Give the data a second time, exactly and in full.

------ Supplied material

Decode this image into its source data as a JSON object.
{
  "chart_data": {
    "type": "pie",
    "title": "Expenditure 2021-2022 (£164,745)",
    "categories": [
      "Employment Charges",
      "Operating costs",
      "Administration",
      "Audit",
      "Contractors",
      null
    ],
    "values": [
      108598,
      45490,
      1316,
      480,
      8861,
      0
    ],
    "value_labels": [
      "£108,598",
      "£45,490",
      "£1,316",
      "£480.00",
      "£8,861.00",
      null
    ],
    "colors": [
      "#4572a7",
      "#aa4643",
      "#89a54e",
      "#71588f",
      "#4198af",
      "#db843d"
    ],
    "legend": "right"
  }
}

------------

▶ **The output**:
Decode this image into its source data as a JSON object.
{
  "chart_data": {
    "type": "pie",
    "title": "Expenditure 2021-2022 (£164,745)",
    "categories": [
      "Employment Charges",
      "Operating costs",
      "Administration",
      "Audit",
      "Contractors",
      null
    ],
    "values": [
      108598,
      45490,
      1316,
      480,
      8861,
      0
    ],
    "value_labels": [
      "£108,598",
      "£45,490",
      "£1,316",
      "£480.00",
      "£8,861.00",
      null
    ],
    "colors": [
      "#4572a7",
      "#aa4643",
      "#89a54e",
      "#71588f",
      "#4198af",
      "#db843d"
    ],
    "legend": "right"
  }
}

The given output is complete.